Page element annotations
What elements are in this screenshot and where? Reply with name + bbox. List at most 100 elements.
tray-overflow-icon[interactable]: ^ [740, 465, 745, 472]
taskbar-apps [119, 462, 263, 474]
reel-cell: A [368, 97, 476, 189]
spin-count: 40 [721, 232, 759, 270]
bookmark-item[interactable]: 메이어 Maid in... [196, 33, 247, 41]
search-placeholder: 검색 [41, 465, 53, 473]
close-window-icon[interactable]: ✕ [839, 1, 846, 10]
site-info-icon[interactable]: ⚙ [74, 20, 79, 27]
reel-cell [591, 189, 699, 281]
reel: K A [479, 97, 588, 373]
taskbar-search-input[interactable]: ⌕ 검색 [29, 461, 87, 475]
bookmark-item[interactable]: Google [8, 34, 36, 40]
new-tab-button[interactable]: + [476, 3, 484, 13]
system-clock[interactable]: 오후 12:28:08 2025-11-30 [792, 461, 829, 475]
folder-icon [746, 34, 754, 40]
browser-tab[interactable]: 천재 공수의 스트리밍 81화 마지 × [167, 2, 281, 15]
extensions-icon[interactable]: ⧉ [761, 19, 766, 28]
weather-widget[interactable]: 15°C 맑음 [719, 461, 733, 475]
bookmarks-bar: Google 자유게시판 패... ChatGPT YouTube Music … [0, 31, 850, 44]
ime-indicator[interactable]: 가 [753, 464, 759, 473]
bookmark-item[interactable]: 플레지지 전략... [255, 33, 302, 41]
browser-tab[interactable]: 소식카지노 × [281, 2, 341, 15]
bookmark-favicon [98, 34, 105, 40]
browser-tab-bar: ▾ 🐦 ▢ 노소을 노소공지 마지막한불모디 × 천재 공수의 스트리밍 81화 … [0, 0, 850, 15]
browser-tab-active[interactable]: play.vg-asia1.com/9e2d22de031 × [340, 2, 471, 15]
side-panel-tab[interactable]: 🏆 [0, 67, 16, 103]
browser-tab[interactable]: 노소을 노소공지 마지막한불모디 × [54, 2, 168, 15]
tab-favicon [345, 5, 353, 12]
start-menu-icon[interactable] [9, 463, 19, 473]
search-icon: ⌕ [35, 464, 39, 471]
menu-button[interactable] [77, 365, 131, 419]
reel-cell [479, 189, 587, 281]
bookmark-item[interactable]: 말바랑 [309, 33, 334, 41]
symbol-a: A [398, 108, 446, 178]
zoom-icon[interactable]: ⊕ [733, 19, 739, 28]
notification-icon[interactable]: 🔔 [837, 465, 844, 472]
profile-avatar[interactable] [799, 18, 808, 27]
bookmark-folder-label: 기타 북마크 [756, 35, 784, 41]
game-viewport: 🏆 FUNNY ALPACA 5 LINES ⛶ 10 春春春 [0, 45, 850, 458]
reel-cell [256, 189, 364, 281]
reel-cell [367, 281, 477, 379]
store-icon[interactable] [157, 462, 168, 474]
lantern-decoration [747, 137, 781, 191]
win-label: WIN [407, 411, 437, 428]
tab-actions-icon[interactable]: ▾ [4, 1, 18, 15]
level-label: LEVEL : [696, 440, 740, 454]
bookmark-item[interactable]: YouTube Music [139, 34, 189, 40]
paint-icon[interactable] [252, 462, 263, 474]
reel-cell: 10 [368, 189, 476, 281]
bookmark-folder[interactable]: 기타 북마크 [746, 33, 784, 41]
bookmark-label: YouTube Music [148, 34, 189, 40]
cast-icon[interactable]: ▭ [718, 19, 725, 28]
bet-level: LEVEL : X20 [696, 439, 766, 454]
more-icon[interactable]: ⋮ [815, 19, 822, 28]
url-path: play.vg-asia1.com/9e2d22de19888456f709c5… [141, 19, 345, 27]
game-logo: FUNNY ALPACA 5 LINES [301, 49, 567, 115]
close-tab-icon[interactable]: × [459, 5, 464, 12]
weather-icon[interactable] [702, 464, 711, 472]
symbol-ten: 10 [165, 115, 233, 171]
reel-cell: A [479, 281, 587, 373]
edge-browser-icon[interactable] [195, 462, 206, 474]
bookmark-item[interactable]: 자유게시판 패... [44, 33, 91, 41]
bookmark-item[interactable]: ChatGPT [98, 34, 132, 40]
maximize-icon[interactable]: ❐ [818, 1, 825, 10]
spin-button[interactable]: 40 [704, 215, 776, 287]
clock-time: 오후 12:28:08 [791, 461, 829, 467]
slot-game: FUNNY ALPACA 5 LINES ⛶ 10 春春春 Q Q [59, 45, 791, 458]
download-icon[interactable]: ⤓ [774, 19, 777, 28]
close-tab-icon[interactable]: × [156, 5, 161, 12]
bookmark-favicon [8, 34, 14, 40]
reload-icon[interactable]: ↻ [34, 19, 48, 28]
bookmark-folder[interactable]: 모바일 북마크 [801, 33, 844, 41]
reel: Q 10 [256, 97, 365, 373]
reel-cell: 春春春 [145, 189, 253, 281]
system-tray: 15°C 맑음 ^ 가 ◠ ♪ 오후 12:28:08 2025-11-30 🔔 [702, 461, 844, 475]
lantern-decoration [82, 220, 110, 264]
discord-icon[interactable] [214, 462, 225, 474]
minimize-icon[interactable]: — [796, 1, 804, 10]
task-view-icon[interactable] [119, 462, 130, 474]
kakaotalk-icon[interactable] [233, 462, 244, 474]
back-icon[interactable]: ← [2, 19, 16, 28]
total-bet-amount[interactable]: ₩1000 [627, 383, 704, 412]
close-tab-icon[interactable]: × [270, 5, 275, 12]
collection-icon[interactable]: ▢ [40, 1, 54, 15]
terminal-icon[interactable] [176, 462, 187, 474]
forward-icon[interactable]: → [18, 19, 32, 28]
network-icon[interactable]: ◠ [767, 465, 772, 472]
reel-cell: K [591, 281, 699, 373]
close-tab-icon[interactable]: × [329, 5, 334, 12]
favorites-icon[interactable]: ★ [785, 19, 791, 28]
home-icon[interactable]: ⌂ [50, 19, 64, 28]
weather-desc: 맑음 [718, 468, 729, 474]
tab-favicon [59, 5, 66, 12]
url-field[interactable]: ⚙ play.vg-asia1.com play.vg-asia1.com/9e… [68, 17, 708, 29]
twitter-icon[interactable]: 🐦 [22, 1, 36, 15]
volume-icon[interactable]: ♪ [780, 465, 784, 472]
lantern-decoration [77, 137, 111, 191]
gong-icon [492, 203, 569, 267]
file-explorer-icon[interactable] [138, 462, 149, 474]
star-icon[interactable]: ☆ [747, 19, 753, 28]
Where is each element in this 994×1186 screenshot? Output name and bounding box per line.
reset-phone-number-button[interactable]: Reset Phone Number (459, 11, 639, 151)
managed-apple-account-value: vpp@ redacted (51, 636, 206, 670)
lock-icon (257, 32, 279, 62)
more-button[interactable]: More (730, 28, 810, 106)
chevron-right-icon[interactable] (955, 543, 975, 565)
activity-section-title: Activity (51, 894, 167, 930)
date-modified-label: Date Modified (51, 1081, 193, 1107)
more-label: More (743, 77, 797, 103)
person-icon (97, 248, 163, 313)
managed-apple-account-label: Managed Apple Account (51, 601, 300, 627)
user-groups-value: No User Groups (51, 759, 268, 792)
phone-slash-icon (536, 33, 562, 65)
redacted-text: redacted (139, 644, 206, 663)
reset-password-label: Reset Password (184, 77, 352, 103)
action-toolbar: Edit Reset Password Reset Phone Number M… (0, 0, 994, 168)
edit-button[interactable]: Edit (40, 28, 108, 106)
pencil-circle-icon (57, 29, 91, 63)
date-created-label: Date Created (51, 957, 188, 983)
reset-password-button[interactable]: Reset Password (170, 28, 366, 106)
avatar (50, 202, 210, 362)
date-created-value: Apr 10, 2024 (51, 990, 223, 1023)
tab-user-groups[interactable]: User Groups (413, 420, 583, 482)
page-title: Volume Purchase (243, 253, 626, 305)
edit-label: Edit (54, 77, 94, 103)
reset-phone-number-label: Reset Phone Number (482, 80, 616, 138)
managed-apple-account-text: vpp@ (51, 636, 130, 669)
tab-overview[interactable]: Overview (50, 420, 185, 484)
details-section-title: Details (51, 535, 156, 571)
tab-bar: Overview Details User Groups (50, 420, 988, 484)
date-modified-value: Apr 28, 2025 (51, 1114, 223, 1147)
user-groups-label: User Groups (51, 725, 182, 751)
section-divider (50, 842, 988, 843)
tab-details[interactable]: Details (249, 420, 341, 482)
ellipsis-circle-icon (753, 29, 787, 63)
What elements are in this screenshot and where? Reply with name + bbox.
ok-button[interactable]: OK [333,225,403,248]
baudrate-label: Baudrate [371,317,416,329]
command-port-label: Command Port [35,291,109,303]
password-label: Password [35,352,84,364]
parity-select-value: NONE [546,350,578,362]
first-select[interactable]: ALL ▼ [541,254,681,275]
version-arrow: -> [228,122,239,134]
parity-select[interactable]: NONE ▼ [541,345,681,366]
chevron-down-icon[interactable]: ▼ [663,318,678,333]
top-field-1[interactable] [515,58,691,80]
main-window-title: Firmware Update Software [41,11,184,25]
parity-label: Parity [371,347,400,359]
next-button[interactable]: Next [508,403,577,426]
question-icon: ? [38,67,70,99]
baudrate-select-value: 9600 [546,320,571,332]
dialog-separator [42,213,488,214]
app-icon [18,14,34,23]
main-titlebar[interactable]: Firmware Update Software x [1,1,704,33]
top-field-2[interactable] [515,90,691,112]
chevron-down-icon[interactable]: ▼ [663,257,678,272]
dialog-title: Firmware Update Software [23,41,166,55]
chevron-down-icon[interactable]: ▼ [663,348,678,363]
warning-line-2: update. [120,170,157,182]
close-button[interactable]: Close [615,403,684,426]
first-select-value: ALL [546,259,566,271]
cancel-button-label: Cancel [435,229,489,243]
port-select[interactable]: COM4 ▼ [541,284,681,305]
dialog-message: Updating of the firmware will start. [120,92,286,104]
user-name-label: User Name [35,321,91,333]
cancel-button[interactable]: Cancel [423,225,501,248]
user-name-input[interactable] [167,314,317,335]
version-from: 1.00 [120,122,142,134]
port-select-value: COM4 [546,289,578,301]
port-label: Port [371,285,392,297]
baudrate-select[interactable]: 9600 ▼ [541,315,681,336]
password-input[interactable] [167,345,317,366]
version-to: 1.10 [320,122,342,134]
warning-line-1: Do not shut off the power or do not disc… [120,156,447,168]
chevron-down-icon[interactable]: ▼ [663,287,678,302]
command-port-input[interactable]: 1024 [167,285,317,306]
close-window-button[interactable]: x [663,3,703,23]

### [OBJECTIVE]
Copy the rows exactly as they appear, starting with the first row and ending with the row that contains "site-info-icon[interactable]: ⚙ [74, 20, 79, 27]". Include both of those rows.

### [FULL SOLUTION]
What elements are in this screenshot and where? Reply with name + bbox. List at most 100 elements.
tray-overflow-icon[interactable]: ^ [740, 465, 745, 472]
taskbar-apps [119, 462, 263, 474]
reel-cell: A [368, 97, 476, 189]
spin-count: 40 [721, 232, 759, 270]
bookmark-item[interactable]: 메이어 Maid in... [196, 33, 247, 41]
search-placeholder: 검색 [41, 465, 53, 473]
close-window-icon[interactable]: ✕ [839, 1, 846, 10]
site-info-icon[interactable]: ⚙ [74, 20, 79, 27]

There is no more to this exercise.